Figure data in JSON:
══════════

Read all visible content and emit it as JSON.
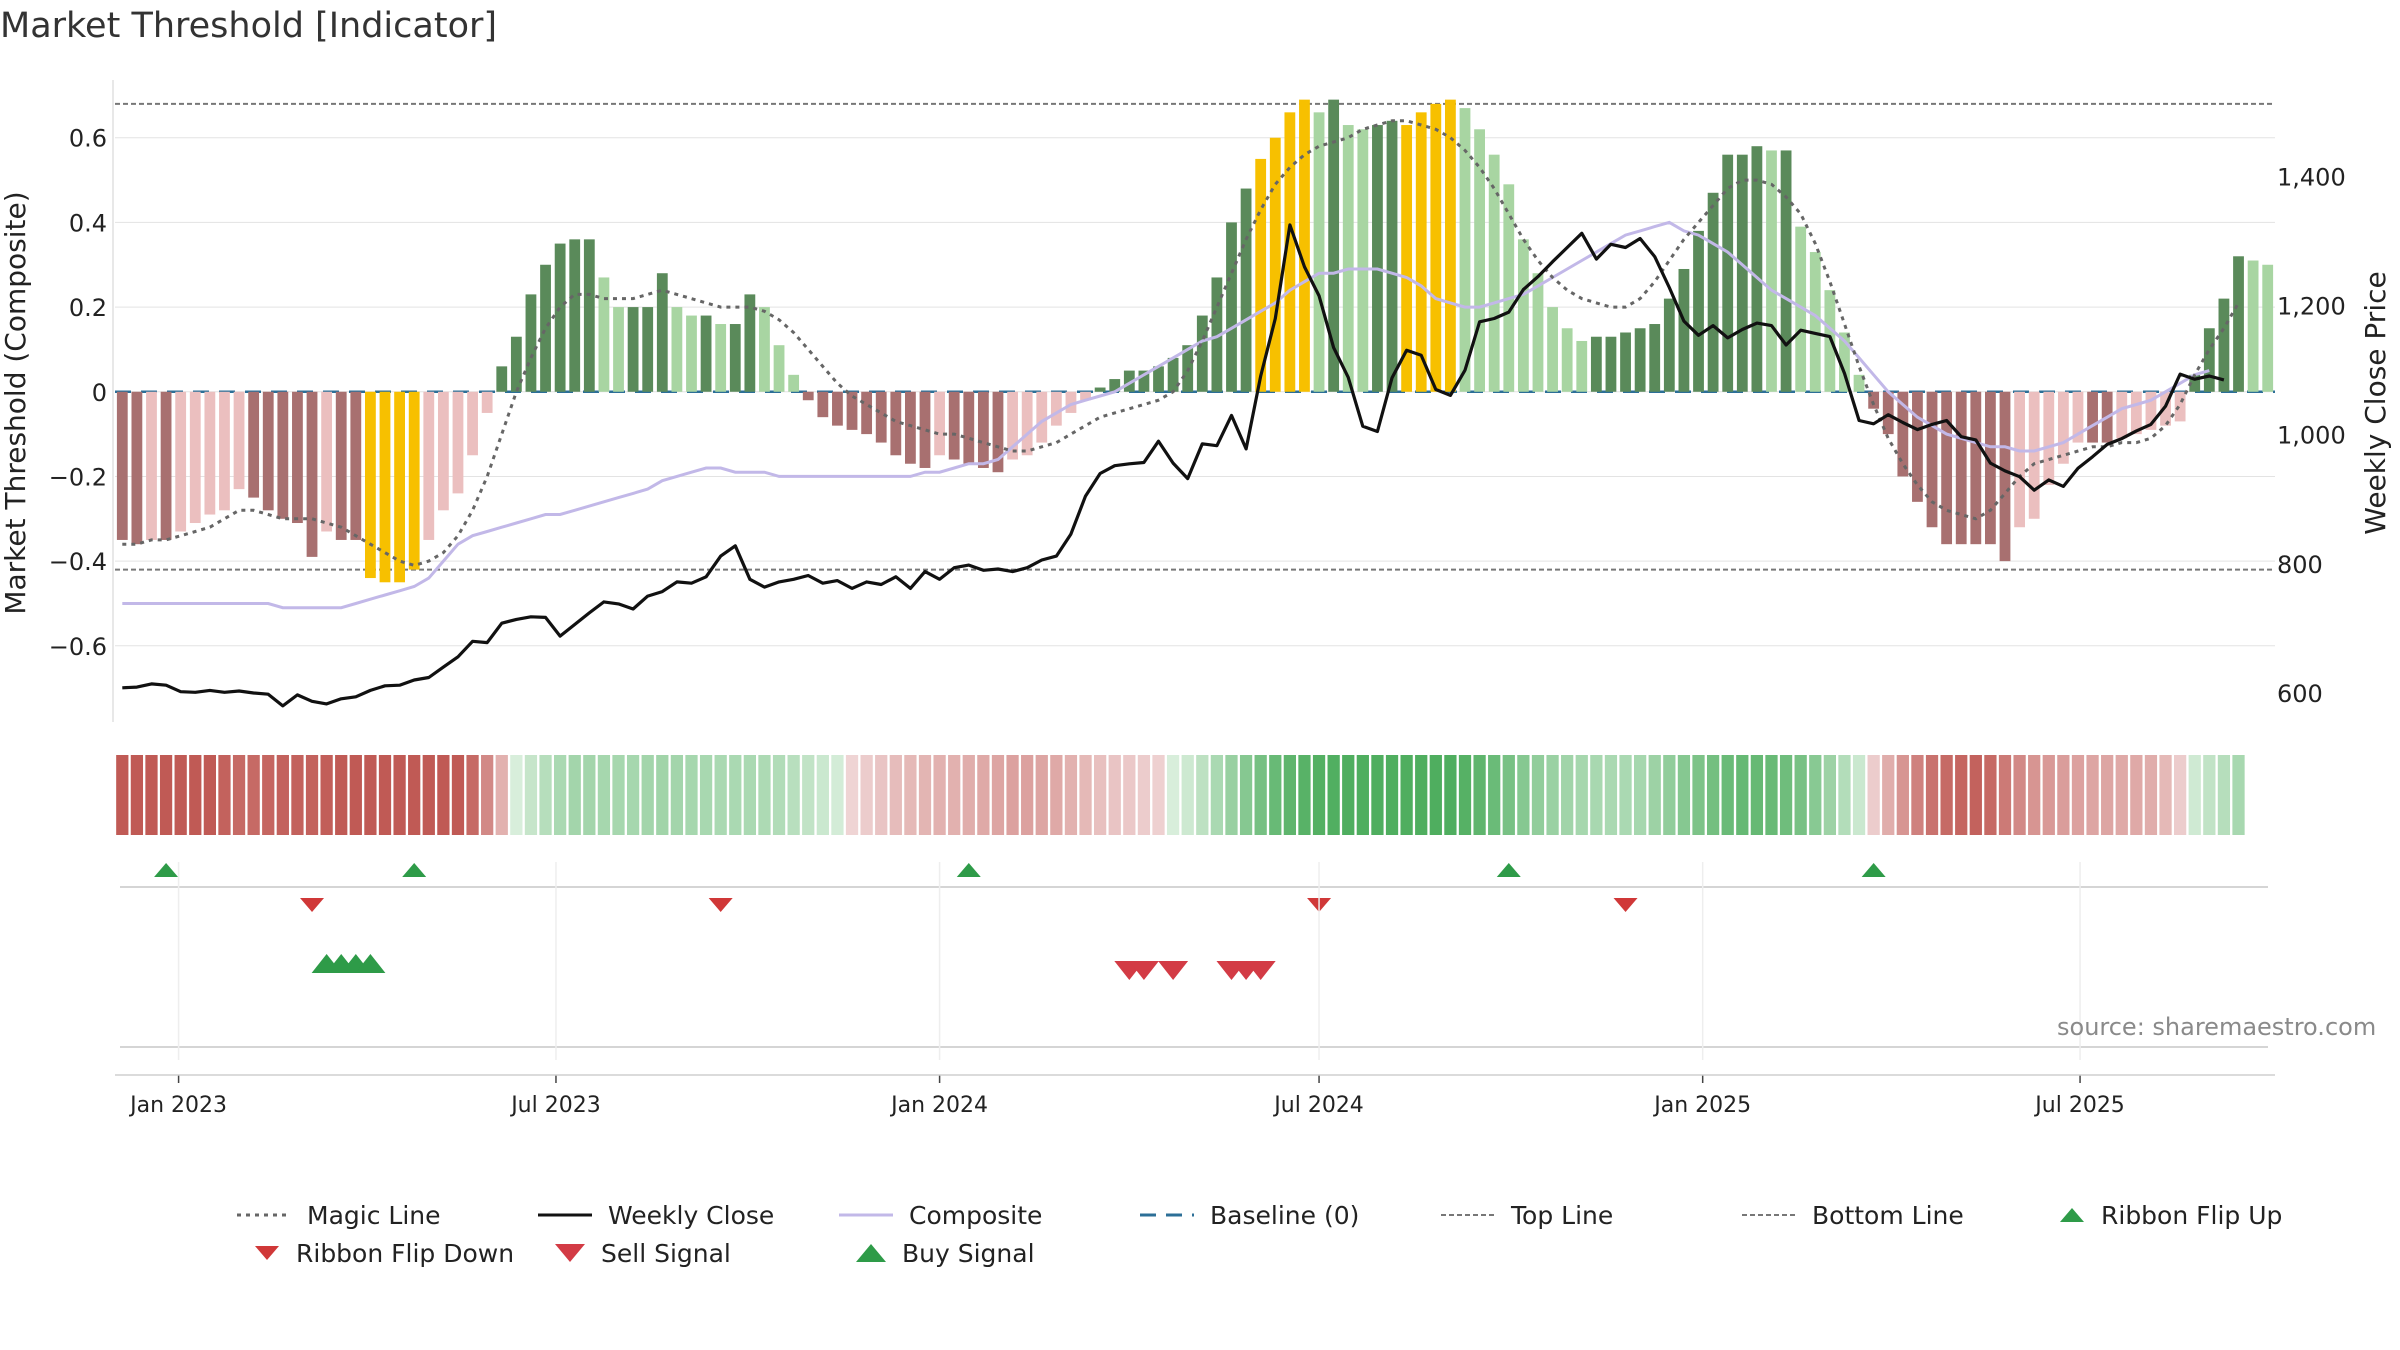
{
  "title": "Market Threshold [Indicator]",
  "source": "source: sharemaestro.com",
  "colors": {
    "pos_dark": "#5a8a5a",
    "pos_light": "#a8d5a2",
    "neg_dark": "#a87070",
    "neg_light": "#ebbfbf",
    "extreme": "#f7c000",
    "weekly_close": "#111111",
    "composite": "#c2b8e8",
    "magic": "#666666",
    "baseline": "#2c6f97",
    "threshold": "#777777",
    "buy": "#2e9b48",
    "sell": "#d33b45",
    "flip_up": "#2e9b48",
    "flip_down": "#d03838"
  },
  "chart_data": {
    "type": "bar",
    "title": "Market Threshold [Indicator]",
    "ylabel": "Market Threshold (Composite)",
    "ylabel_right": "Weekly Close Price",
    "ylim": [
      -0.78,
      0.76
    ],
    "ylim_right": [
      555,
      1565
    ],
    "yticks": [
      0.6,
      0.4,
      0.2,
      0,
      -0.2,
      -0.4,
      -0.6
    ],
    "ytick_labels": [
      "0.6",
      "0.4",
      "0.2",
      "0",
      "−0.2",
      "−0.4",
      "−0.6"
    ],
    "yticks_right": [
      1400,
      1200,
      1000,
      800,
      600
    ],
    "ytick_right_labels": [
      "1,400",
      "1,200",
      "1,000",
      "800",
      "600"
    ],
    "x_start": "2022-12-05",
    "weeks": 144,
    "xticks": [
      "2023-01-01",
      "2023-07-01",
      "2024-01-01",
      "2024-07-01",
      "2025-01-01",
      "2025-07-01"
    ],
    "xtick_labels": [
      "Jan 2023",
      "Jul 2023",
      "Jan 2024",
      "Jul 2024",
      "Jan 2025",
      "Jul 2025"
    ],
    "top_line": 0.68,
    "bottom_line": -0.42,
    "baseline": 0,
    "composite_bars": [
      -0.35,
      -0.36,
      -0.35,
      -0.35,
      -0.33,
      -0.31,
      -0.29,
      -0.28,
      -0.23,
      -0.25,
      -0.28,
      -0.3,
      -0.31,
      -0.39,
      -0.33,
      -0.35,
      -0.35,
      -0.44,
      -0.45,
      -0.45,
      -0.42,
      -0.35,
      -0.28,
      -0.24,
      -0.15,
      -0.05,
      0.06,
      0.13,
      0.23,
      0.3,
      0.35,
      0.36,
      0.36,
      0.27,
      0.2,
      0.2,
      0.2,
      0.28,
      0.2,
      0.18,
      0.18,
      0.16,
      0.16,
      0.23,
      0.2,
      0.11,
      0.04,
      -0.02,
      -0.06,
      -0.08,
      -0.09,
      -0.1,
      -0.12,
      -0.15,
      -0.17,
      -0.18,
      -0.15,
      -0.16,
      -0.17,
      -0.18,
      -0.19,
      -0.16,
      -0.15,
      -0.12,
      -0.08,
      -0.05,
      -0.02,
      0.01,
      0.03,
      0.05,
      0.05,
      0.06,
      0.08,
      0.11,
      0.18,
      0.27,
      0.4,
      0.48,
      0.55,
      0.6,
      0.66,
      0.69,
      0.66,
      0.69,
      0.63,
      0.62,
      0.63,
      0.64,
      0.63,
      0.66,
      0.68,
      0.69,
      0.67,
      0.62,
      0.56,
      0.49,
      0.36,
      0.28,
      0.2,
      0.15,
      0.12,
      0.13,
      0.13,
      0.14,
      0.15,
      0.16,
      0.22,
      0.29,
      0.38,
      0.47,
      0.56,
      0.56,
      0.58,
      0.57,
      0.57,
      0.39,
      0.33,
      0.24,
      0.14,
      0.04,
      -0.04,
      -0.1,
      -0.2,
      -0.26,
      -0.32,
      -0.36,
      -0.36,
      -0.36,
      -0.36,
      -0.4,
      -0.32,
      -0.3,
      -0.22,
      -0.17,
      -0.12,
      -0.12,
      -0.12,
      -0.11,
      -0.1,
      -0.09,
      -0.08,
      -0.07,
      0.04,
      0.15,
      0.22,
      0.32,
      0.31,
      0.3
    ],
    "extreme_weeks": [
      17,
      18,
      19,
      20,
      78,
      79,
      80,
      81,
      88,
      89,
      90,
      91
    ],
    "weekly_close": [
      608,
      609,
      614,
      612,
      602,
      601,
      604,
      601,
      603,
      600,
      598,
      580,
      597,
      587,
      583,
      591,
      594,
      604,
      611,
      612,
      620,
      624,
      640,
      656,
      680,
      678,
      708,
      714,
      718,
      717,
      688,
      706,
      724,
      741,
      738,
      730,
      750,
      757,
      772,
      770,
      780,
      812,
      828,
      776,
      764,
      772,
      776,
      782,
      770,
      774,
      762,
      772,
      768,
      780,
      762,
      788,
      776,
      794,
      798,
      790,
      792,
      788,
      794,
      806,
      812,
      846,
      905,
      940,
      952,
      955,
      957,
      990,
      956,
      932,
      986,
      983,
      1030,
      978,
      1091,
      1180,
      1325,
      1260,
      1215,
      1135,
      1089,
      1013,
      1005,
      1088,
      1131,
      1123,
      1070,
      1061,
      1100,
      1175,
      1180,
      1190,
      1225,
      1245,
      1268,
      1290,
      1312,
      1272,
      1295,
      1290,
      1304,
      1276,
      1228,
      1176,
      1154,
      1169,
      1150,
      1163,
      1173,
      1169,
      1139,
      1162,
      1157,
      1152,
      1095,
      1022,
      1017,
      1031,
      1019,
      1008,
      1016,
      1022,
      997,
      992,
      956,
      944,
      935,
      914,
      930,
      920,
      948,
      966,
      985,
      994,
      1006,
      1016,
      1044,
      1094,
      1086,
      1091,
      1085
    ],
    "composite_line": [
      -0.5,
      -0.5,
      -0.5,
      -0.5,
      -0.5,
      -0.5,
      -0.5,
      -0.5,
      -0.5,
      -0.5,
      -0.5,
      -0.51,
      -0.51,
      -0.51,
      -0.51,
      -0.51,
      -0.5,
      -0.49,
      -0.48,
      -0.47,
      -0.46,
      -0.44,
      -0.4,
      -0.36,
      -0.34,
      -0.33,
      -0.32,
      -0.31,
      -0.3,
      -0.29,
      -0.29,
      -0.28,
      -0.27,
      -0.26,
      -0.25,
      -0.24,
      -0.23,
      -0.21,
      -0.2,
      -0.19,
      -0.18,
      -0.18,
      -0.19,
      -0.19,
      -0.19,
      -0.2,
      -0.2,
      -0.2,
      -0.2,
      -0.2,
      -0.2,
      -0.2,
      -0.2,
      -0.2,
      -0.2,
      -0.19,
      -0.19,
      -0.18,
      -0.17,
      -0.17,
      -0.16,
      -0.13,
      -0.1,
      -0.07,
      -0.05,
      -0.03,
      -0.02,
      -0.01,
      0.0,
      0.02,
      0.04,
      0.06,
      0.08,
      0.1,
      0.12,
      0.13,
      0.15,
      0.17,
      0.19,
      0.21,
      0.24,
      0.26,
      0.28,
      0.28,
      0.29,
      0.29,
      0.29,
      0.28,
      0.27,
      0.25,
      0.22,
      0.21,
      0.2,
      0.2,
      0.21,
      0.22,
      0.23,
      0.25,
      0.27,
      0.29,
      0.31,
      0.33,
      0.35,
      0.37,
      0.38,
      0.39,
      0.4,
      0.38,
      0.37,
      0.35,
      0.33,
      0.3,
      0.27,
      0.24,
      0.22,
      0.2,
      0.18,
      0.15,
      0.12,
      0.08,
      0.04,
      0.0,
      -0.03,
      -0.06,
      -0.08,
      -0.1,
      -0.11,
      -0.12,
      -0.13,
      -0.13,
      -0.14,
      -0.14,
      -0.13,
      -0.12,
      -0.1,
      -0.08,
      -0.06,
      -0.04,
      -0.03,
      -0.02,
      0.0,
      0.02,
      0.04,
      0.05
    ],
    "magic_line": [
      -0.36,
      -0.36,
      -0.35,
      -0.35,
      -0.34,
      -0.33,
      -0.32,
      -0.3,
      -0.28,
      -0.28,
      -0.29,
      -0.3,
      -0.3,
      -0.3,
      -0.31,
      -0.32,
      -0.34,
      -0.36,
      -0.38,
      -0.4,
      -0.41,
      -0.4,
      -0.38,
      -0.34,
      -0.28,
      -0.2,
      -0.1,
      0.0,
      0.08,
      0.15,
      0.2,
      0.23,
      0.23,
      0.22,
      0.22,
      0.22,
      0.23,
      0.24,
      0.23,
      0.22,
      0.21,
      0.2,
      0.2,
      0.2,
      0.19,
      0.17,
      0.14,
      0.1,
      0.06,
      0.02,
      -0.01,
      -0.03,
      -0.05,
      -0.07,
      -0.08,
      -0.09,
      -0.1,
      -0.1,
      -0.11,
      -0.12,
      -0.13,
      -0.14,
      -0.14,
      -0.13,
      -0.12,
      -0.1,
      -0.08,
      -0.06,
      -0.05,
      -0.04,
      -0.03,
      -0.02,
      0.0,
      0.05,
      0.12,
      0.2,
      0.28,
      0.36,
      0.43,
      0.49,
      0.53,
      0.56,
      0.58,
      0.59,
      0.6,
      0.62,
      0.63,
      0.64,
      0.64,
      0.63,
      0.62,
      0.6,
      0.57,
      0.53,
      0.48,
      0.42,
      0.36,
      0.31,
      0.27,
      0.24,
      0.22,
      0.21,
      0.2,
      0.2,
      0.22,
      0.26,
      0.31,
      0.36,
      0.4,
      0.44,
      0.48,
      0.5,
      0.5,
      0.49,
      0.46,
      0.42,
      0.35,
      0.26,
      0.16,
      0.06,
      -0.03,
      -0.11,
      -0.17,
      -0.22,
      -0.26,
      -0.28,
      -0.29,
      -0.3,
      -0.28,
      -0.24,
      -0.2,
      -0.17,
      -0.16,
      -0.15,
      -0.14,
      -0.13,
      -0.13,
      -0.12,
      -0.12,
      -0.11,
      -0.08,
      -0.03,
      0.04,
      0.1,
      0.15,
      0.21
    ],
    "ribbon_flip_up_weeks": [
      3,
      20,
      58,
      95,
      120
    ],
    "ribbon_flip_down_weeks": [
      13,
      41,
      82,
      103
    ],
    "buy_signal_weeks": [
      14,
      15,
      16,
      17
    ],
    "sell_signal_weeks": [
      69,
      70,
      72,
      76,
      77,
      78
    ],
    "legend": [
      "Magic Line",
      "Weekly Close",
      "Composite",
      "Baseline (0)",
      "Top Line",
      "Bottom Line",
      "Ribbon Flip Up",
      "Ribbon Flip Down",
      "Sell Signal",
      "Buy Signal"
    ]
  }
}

══════════

What is asked: What is the number of lines in the listing above that contain the string "title"? Give only the number.

Complete output: 2